■ **Written request**:
Write out the records beneath this line exactly as they appear, minus any images.

(Collected data entries)
··········

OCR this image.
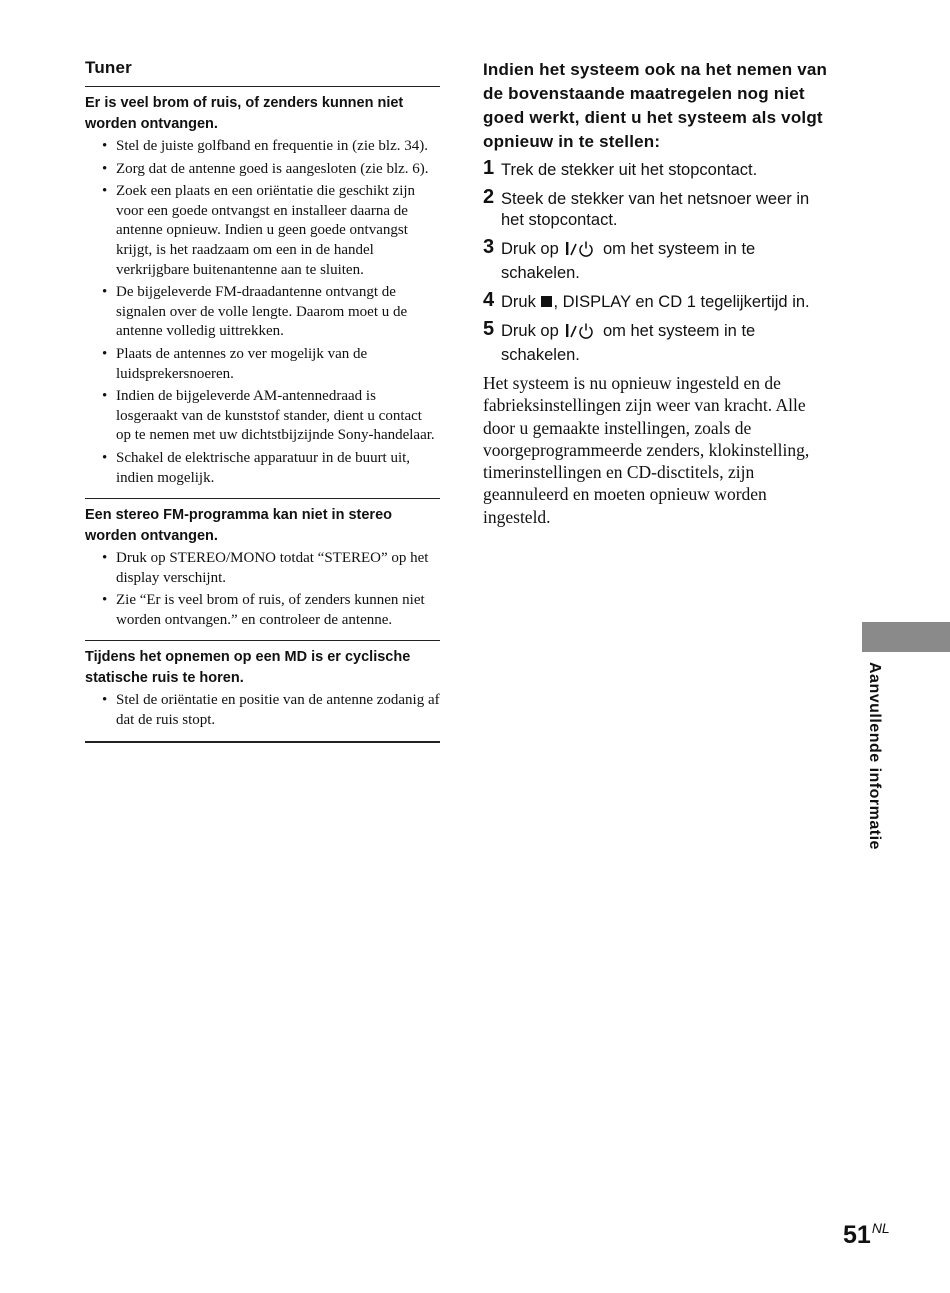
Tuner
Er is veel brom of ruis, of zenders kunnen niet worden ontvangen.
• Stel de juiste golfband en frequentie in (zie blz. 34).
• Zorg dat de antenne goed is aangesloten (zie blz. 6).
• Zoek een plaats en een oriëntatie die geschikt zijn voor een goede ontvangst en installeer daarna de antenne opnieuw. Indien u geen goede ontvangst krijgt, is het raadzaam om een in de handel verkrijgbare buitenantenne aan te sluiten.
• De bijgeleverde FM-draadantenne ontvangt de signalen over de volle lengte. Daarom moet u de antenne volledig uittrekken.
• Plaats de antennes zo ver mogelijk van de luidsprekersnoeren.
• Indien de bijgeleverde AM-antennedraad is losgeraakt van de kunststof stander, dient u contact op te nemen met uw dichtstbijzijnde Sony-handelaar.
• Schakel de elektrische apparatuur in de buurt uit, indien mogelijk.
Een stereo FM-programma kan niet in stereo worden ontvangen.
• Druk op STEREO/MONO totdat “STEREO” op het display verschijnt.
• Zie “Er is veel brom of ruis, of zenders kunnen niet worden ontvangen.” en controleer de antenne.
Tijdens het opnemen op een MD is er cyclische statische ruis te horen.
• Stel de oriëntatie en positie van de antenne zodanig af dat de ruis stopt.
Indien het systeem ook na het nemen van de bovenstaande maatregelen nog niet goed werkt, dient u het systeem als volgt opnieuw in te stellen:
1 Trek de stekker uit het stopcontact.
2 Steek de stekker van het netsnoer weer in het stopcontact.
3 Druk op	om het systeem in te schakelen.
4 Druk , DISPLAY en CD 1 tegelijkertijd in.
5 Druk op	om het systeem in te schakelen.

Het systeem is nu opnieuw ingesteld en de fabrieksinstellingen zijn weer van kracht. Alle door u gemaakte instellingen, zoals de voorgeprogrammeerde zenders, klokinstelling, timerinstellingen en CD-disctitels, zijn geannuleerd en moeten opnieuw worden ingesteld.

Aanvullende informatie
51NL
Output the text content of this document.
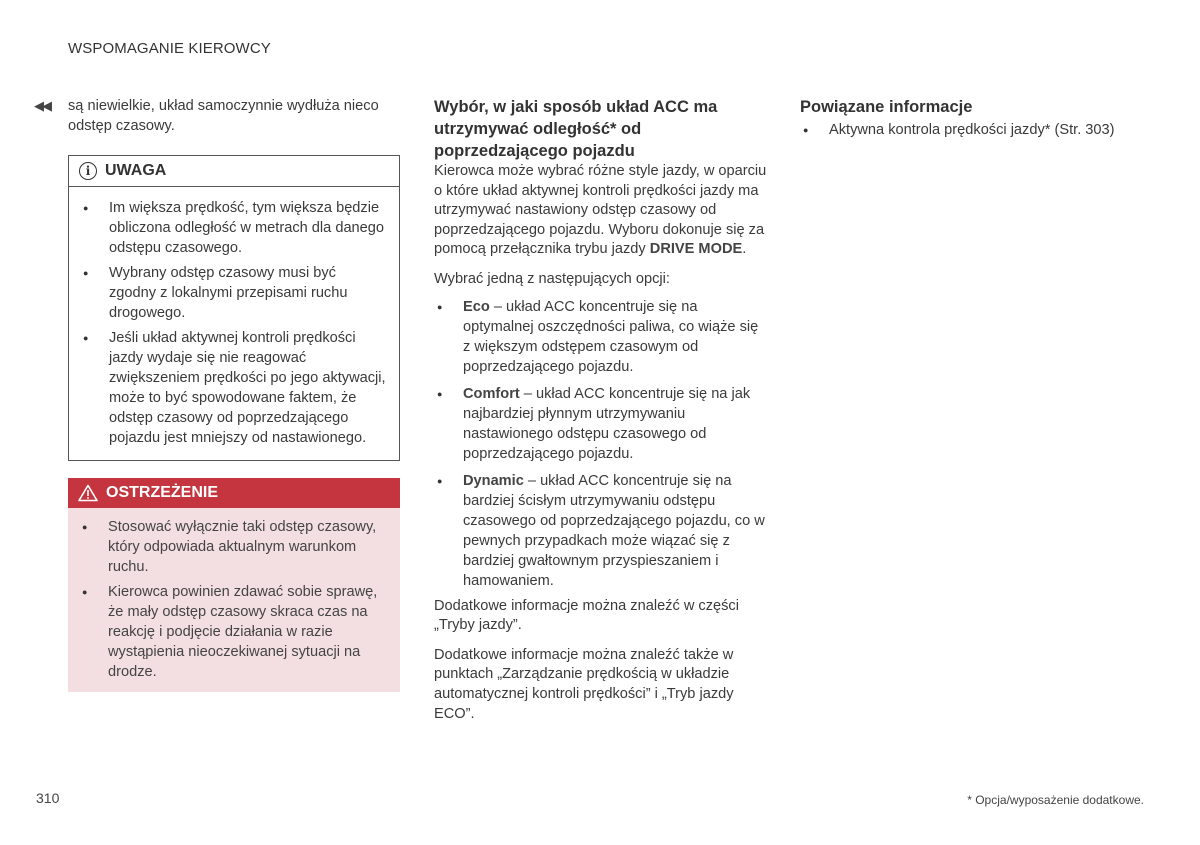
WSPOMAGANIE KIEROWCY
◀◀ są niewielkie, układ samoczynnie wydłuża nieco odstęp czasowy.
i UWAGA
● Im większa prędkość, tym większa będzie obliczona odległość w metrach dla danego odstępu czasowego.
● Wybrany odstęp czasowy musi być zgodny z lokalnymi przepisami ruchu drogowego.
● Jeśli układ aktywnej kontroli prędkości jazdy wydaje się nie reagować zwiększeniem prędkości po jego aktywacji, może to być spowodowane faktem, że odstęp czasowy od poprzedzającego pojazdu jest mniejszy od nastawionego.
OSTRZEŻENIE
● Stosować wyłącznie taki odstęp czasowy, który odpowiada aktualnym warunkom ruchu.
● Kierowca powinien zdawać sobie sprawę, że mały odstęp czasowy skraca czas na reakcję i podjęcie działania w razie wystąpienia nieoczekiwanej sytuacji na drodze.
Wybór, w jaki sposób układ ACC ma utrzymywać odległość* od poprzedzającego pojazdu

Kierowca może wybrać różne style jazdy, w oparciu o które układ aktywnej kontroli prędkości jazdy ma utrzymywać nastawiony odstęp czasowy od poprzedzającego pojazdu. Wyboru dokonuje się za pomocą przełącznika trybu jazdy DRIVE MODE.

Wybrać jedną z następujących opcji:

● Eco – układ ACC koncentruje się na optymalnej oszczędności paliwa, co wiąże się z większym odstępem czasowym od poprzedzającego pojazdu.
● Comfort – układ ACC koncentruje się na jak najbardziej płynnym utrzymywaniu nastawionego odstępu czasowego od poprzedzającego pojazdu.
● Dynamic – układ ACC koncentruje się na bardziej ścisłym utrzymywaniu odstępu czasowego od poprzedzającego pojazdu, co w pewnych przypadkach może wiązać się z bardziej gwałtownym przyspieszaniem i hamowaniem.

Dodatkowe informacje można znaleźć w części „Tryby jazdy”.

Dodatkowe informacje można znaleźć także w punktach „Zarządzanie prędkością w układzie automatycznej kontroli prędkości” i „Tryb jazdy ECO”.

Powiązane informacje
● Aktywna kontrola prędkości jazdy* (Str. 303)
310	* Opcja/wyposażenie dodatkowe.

··········

■ **Answer in full**:
OCR this image.
Tuner
Er is veel brom of ruis, of zenders kunnen niet worden ontvangen.
• Stel de juiste golfband en frequentie in (zie blz. 34).
• Zorg dat de antenne goed is aangesloten (zie blz. 6).
• Zoek een plaats en een oriëntatie die geschikt zijn voor een goede ontvangst en installeer daarna de antenne opnieuw. Indien u geen goede ontvangst krijgt, is het raadzaam om een in de handel verkrijgbare buitenantenne aan te sluiten.
• De bijgeleverde FM-draadantenne ontvangt de signalen over de volle lengte. Daarom moet u de antenne volledig uittrekken.
• Plaats de antennes zo ver mogelijk van de luidsprekersnoeren.
• Indien de bijgeleverde AM-antennedraad is losgeraakt van de kunststof stander, dient u contact op te nemen met uw dichtstbijzijnde Sony-handelaar.
• Schakel de elektrische apparatuur in de buurt uit, indien mogelijk.
Een stereo FM-programma kan niet in stereo worden ontvangen.
• Druk op STEREO/MONO totdat “STEREO” op het display verschijnt.
• Zie “Er is veel brom of ruis, of zenders kunnen niet worden ontvangen.” en controleer de antenne.
Tijdens het opnemen op een MD is er cyclische statische ruis te horen.
• Stel de oriëntatie en positie van de antenne zodanig af dat de ruis stopt.
Indien het systeem ook na het nemen van de bovenstaande maatregelen nog niet goed werkt, dient u het systeem als volgt opnieuw in te stellen:
1 Trek de stekker uit het stopcontact.
2 Steek de stekker van het netsnoer weer in het stopcontact.
3 Druk op	om het systeem in te schakelen.
4 Druk , DISPLAY en CD 1 tegelijkertijd in.
5 Druk op	om het systeem in te schakelen.

Het systeem is nu opnieuw ingesteld en de fabrieksinstellingen zijn weer van kracht. Alle door u gemaakte instellingen, zoals de voorgeprogrammeerde zenders, klokinstelling, timerinstellingen en CD-disctitels, zijn geannuleerd en moeten opnieuw worden ingesteld.

Aanvullende informatie
51NL
Output the text content of this document.
WSPOMAGANIE KIEROWCY
◀◀ są niewielkie, układ samoczynnie wydłuża nieco odstęp czasowy.
i UWAGA
● Im większa prędkość, tym większa będzie obliczona odległość w metrach dla danego odstępu czasowego.
● Wybrany odstęp czasowy musi być zgodny z lokalnymi przepisami ruchu drogowego.
● Jeśli układ aktywnej kontroli prędkości jazdy wydaje się nie reagować zwiększeniem prędkości po jego aktywacji, może to być spowodowane faktem, że odstęp czasowy od poprzedzającego pojazdu jest mniejszy od nastawionego.
OSTRZEŻENIE
● Stosować wyłącznie taki odstęp czasowy, który odpowiada aktualnym warunkom ruchu.
● Kierowca powinien zdawać sobie sprawę, że mały odstęp czasowy skraca czas na reakcję i podjęcie działania w razie wystąpienia nieoczekiwanej sytuacji na drodze.
Wybór, w jaki sposób układ ACC ma utrzymywać odległość* od poprzedzającego pojazdu

Kierowca może wybrać różne style jazdy, w oparciu o które układ aktywnej kontroli prędkości jazdy ma utrzymywać nastawiony odstęp czasowy od poprzedzającego pojazdu. Wyboru dokonuje się za pomocą przełącznika trybu jazdy DRIVE MODE.

Wybrać jedną z następujących opcji:

● Eco – układ ACC koncentruje się na optymalnej oszczędności paliwa, co wiąże się z większym odstępem czasowym od poprzedzającego pojazdu.
● Comfort – układ ACC koncentruje się na jak najbardziej płynnym utrzymywaniu nastawionego odstępu czasowego od poprzedzającego pojazdu.
● Dynamic – układ ACC koncentruje się na bardziej ścisłym utrzymywaniu odstępu czasowego od poprzedzającego pojazdu, co w pewnych przypadkach może wiązać się z bardziej gwałtownym przyspieszaniem i hamowaniem.

Dodatkowe informacje można znaleźć w części „Tryby jazdy”.

Dodatkowe informacje można znaleźć także w punktach „Zarządzanie prędkością w układzie automatycznej kontroli prędkości” i „Tryb jazdy ECO”.

Powiązane informacje
● Aktywna kontrola prędkości jazdy* (Str. 303)
310	* Opcja/wyposażenie dodatkowe.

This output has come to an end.